**PROMPT**:
Every entry below must be repeated exactly; skip the pictures.

(Collection entries)
************

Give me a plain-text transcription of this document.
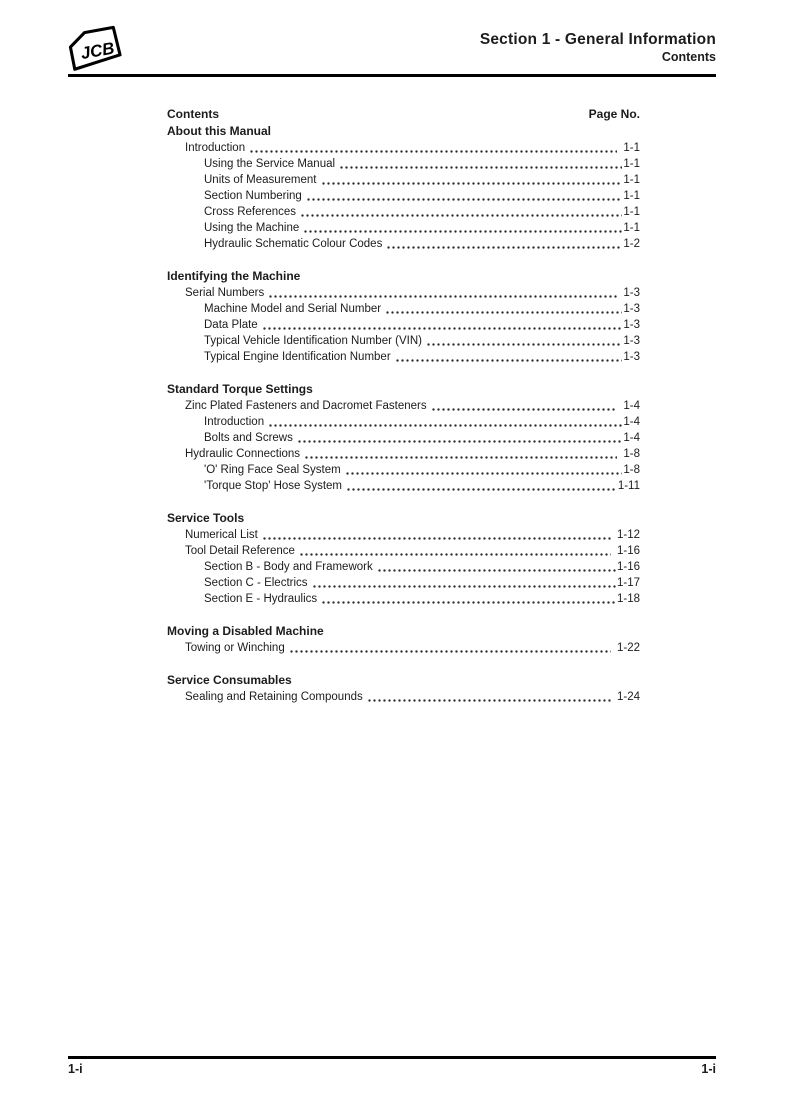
JCB	Section 1 - General Information
Contents
Contents	Page No.
About this Manual
Introduction	1-1
Using the Service Manual	1-1
Units of Measurement	1-1
Section Numbering	1-1
Cross References	1-1
Using the Machine	1-1
Hydraulic Schematic Colour Codes	1-2
Identifying the Machine
Serial Numbers	1-3
Machine Model and Serial Number	1-3
Data Plate	1-3
Typical Vehicle Identification Number (VIN)	1-3
Typical Engine Identification Number	1-3
Standard Torque Settings
Zinc Plated Fasteners and Dacromet Fasteners	1-4
Introduction	1-4
Bolts and Screws	1-4
Hydraulic Connections	1-8
'O' Ring Face Seal System	1-8
'Torque Stop' Hose System	1-11
Service Tools
Numerical List	1-12
Tool Detail Reference	1-16
Section B - Body and Framework	1-16
Section C - Electrics	1-17
Section E - Hydraulics	1-18
Moving a Disabled Machine
Towing or Winching	1-22
Service Consumables
Sealing and Retaining Compounds	1-24
1-i	1-i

************

**EXERCISE OUTPUT**:
Give me a plain-text transcription of this document.
JCB	Section 1 - General Information
Contents
Contents	Page No.
About this Manual
Introduction	1-1
Using the Service Manual	1-1
Units of Measurement	1-1
Section Numbering	1-1
Cross References	1-1
Using the Machine	1-1
Hydraulic Schematic Colour Codes	1-2
Identifying the Machine
Serial Numbers	1-3
Machine Model and Serial Number	1-3
Data Plate	1-3
Typical Vehicle Identification Number (VIN)	1-3
Typical Engine Identification Number	1-3
Standard Torque Settings
Zinc Plated Fasteners and Dacromet Fasteners	1-4
Introduction	1-4
Bolts and Screws	1-4
Hydraulic Connections	1-8
'O' Ring Face Seal System	1-8
'Torque Stop' Hose System	1-11
Service Tools
Numerical List	1-12
Tool Detail Reference	1-16
Section B - Body and Framework	1-16
Section C - Electrics	1-17
Section E - Hydraulics	1-18
Moving a Disabled Machine
Towing or Winching	1-22
Service Consumables
Sealing and Retaining Compounds	1-24
1-i	1-i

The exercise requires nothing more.